AUFGABE »
Entnimm den Daten alle Zeilen ab der Zeile mit „Patent image size: (816, 615).“ bis einschließlich der letzten Zeile der Daten, und gib sie wortgetreu wieder.

------------------------------

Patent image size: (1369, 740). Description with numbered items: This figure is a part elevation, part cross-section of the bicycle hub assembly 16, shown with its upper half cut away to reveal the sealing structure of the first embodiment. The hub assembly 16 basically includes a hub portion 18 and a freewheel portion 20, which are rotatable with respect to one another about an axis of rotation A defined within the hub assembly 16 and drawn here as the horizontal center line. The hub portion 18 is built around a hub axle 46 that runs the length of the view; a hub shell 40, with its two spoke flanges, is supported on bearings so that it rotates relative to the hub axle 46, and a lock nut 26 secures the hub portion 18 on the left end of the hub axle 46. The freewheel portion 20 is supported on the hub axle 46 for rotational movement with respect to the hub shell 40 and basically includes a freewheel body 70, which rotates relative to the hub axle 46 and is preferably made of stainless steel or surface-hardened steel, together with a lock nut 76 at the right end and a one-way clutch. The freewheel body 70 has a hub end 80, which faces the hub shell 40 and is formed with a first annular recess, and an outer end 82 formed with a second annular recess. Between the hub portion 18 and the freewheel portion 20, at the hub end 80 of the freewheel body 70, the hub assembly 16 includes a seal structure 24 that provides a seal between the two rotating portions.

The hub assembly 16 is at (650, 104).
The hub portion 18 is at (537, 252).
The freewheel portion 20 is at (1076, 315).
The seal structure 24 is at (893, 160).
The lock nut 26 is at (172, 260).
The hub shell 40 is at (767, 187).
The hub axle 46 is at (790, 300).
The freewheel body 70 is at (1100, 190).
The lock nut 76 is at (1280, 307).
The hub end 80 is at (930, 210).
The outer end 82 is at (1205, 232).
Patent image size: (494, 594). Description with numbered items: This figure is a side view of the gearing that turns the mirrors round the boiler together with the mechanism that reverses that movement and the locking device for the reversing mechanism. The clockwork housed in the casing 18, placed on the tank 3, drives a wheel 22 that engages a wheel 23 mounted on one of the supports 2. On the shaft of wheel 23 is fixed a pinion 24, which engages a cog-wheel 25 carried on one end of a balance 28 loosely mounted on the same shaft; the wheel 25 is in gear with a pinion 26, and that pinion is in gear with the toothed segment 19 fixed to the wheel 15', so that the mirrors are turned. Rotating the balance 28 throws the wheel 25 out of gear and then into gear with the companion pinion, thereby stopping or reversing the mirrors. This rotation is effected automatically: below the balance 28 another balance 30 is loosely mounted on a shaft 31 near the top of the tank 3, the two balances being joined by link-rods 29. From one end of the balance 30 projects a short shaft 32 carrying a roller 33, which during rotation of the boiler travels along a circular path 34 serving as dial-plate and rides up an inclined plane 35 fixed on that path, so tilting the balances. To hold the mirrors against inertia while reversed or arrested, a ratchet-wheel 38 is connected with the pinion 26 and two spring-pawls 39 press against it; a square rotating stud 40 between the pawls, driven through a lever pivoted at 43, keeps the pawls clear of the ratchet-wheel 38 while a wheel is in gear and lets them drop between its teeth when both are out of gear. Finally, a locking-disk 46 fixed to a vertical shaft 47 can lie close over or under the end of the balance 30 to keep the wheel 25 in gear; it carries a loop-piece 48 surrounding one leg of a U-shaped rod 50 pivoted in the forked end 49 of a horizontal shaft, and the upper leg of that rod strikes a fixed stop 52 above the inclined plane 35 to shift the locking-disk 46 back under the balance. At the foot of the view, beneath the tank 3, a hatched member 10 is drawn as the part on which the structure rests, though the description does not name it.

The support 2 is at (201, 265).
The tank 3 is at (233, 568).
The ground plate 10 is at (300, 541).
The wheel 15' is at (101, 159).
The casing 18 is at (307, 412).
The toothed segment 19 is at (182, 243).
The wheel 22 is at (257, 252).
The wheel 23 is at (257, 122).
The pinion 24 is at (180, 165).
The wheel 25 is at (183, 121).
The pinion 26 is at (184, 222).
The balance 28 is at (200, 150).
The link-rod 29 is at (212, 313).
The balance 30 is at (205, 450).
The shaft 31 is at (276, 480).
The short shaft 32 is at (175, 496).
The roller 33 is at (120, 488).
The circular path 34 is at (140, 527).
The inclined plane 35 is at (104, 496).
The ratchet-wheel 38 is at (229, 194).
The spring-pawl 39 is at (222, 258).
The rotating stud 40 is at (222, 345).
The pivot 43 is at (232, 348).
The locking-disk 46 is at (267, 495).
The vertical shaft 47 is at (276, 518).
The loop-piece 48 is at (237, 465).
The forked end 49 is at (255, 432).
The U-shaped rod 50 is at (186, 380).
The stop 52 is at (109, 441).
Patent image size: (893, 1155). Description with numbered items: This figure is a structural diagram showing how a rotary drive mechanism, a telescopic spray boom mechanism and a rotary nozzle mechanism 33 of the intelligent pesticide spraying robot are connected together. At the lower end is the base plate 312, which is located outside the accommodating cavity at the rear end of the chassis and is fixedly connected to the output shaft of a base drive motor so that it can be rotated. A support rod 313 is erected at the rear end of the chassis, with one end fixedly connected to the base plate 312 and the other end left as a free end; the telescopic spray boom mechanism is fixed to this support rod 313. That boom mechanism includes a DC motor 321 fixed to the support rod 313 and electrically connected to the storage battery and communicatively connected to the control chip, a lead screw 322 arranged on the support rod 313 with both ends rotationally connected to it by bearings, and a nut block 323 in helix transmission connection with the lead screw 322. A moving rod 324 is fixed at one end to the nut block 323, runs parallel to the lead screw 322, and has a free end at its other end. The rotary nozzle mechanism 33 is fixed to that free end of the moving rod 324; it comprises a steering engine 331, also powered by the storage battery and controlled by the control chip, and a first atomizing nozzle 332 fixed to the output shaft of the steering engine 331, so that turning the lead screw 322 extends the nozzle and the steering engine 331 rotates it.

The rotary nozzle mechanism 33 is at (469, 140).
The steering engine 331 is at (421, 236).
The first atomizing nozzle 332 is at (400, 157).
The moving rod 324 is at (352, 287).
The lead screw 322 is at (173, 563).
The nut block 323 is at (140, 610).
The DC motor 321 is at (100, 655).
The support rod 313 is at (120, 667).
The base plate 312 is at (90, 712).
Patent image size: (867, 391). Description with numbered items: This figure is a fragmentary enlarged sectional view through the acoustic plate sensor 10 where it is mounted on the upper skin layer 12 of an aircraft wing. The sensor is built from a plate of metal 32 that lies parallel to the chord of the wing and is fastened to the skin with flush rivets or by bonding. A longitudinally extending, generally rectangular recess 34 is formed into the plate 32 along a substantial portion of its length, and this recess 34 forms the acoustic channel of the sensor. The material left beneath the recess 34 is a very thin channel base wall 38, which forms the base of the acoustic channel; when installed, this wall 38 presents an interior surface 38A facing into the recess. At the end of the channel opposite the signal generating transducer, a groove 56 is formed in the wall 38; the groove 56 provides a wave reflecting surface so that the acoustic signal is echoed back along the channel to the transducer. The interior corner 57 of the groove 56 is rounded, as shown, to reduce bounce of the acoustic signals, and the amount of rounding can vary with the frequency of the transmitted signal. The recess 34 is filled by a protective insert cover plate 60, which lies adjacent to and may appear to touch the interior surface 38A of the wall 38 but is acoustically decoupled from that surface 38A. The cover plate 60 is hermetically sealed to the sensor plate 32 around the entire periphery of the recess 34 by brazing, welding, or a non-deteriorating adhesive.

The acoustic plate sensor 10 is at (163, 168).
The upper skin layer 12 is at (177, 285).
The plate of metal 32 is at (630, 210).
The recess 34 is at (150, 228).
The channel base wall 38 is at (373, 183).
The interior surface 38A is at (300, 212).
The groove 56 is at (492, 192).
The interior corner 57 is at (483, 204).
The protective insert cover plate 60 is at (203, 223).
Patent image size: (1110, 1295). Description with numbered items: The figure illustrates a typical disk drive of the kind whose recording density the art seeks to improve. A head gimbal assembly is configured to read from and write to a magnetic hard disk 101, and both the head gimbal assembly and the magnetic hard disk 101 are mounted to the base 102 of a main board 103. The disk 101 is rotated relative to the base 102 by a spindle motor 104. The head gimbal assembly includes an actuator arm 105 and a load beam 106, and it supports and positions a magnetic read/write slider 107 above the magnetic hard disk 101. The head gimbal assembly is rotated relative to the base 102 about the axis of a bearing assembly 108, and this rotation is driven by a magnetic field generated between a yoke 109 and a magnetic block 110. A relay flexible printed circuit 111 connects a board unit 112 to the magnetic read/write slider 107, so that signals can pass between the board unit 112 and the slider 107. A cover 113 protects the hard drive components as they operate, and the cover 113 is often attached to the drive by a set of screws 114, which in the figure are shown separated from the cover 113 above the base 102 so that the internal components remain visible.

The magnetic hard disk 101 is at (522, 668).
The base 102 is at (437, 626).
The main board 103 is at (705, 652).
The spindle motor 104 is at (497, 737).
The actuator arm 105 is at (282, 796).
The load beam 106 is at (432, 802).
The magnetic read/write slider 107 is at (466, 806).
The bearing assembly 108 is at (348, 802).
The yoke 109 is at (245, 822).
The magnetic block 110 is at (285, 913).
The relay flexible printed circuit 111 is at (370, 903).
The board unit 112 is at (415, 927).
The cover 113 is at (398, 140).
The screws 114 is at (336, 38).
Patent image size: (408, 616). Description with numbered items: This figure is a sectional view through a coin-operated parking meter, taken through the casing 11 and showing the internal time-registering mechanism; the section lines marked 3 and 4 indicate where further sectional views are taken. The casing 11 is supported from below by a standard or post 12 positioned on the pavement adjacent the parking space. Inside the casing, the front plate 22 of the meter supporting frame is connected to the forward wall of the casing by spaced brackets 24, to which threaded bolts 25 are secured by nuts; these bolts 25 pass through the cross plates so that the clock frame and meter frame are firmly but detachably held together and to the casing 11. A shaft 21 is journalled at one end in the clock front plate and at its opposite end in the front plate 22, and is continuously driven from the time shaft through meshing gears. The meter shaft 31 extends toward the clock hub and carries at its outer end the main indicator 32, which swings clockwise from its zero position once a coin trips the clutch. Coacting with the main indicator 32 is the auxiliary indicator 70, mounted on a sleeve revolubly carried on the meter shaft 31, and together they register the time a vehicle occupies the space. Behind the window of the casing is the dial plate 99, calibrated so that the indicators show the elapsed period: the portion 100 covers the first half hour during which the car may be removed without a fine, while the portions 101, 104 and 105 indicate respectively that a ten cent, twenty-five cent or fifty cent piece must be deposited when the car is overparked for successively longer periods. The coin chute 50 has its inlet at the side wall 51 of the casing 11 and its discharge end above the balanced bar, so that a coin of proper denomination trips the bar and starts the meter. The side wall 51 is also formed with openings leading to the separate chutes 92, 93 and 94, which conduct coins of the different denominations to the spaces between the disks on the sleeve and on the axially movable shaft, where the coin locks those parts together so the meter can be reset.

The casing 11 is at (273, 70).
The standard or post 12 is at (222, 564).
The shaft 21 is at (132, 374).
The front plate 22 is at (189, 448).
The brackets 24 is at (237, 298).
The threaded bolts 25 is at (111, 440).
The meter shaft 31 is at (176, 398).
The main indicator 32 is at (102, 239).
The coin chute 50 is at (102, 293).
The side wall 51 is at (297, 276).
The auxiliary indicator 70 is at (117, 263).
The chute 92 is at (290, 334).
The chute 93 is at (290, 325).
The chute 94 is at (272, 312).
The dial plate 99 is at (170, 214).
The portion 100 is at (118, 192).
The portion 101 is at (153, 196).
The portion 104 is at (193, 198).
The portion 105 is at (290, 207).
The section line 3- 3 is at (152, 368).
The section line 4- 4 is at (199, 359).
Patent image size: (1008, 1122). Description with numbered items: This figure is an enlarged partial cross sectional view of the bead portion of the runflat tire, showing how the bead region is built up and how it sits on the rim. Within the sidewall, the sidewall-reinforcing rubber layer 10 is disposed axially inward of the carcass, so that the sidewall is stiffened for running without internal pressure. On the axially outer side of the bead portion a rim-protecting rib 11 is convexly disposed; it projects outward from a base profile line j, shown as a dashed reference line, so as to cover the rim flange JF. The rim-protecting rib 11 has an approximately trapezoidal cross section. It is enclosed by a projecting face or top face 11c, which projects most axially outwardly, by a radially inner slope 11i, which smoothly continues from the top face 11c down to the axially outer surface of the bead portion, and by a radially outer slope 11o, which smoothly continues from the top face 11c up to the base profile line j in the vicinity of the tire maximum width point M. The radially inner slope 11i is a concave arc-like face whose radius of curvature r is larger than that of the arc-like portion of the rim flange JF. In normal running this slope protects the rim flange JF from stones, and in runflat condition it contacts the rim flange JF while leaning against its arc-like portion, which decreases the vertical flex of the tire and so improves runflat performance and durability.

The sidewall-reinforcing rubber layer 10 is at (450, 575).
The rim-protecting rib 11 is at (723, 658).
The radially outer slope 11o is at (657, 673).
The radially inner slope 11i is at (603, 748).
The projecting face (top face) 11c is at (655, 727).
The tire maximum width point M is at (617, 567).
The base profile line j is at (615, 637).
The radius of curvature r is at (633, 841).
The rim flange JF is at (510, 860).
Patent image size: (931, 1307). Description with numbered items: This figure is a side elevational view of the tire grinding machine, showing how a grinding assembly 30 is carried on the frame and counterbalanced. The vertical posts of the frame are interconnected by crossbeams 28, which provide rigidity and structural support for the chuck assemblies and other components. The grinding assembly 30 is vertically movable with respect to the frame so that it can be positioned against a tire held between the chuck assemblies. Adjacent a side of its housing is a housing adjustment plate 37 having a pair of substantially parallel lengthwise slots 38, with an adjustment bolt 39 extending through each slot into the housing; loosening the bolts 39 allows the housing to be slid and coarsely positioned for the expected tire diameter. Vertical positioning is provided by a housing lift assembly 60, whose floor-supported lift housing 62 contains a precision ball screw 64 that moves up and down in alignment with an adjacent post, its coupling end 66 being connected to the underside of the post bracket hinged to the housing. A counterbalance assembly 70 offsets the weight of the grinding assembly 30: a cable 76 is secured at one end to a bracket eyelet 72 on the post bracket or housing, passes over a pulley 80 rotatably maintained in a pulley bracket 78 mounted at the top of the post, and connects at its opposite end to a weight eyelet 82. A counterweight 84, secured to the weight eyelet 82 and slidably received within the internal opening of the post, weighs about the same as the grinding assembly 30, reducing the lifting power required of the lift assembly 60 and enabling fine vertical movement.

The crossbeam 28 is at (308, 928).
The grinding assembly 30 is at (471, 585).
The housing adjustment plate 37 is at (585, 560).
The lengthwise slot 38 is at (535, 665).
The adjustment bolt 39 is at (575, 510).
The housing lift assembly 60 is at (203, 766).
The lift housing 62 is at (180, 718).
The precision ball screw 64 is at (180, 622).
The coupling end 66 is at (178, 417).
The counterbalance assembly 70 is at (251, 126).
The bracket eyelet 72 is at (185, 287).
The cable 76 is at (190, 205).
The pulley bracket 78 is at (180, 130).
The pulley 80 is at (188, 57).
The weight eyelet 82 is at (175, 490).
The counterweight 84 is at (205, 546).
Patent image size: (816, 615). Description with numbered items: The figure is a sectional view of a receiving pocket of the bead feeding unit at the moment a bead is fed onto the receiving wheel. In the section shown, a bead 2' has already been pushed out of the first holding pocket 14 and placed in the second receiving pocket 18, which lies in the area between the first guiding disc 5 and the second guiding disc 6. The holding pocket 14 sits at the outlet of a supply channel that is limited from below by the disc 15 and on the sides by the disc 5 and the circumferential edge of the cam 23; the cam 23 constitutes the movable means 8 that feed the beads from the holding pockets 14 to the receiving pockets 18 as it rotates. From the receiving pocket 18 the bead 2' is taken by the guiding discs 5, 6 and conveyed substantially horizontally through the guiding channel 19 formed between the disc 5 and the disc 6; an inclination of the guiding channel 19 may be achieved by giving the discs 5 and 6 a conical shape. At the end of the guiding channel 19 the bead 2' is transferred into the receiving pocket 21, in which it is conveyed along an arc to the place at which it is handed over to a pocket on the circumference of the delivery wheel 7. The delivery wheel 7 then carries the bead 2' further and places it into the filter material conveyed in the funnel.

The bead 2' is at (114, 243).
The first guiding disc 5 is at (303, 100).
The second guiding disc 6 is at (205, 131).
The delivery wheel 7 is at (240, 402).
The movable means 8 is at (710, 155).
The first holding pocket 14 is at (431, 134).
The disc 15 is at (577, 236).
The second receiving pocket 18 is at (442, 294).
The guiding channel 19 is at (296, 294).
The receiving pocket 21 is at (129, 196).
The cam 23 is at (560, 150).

------------------------------

ERGEBNIS »
Patent image size: (816, 615). Description with numbered items: The figure is a sectional view of a receiving pocket of the bead feeding unit at the moment a bead is fed onto the receiving wheel. In the section shown, a bead 2' has already been pushed out of the first holding pocket 14 and placed in the second receiving pocket 18, which lies in the area between the first guiding disc 5 and the second guiding disc 6. The holding pocket 14 sits at the outlet of a supply channel that is limited from below by the disc 15 and on the sides by the disc 5 and the circumferential edge of the cam 23; the cam 23 constitutes the movable means 8 that feed the beads from the holding pockets 14 to the receiving pockets 18 as it rotates. From the receiving pocket 18 the bead 2' is taken by the guiding discs 5, 6 and conveyed substantially horizontally through the guiding channel 19 formed between the disc 5 and the disc 6; an inclination of the guiding channel 19 may be achieved by giving the discs 5 and 6 a conical shape. At the end of the guiding channel 19 the bead 2' is transferred into the receiving pocket 21, in which it is conveyed along an arc to the place at which it is handed over to a pocket on the circumference of the delivery wheel 7. The delivery wheel 7 then carries the bead 2' further and places it into the filter material conveyed in the funnel.

The bead 2' is at (114, 243).
The first guiding disc 5 is at (303, 100).
The second guiding disc 6 is at (205, 131).
The delivery wheel 7 is at (240, 402).
The movable means 8 is at (710, 155).
The first holding pocket 14 is at (431, 134).
The disc 15 is at (577, 236).
The second receiving pocket 18 is at (442, 294).
The guiding channel 19 is at (296, 294).
The receiving pocket 21 is at (129, 196).
The cam 23 is at (560, 150).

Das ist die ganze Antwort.